[Saved data entries]
(begin)

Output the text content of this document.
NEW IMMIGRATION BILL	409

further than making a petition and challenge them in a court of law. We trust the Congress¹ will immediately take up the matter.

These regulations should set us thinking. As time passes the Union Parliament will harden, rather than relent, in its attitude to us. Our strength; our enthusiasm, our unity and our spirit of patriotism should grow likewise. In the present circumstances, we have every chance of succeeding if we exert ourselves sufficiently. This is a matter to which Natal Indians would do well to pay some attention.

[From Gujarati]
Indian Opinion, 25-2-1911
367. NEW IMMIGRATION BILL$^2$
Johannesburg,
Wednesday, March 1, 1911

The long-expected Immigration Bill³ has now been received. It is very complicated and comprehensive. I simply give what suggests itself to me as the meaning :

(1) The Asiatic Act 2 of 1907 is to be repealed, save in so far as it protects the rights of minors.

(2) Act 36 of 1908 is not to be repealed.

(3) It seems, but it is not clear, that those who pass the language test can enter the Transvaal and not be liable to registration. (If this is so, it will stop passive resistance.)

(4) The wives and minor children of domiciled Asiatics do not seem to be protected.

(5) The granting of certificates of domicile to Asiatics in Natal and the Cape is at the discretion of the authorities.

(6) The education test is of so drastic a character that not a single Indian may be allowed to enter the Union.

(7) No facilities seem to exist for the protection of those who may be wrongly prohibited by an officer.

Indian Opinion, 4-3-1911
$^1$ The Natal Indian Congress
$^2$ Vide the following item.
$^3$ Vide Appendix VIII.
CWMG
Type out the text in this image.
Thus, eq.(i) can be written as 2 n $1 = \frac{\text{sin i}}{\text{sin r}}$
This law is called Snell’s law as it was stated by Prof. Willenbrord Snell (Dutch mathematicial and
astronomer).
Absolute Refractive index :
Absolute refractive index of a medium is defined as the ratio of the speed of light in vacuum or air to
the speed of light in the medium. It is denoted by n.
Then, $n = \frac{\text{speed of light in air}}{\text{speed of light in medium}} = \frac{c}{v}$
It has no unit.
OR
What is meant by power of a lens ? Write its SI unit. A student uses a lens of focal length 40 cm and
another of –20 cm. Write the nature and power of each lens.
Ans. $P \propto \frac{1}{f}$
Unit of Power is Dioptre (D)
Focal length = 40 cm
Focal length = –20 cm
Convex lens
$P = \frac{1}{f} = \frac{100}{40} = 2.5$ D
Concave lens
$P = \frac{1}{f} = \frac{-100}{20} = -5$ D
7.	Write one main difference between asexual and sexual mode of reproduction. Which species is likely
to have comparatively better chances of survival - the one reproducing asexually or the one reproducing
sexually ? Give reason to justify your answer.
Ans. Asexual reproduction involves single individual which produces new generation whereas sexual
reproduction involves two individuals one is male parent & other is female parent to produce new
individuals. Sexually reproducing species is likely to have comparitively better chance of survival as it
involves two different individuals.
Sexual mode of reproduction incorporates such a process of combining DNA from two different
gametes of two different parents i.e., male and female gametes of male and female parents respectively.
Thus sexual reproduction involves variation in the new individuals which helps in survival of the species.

(end)

→ WHAT TO DO
Filter for "involves". Return all lines that hold it.

→ SOLUTION TO THIS EXERCISE
Ans. Asexual reproduction involves single individual which produces new generation whereas sexual
reproduction involves two individuals one is male parent & other is female parent to produce new
involves two different individuals.
Thus sexual reproduction involves variation in the new individuals which helps in survival of the species.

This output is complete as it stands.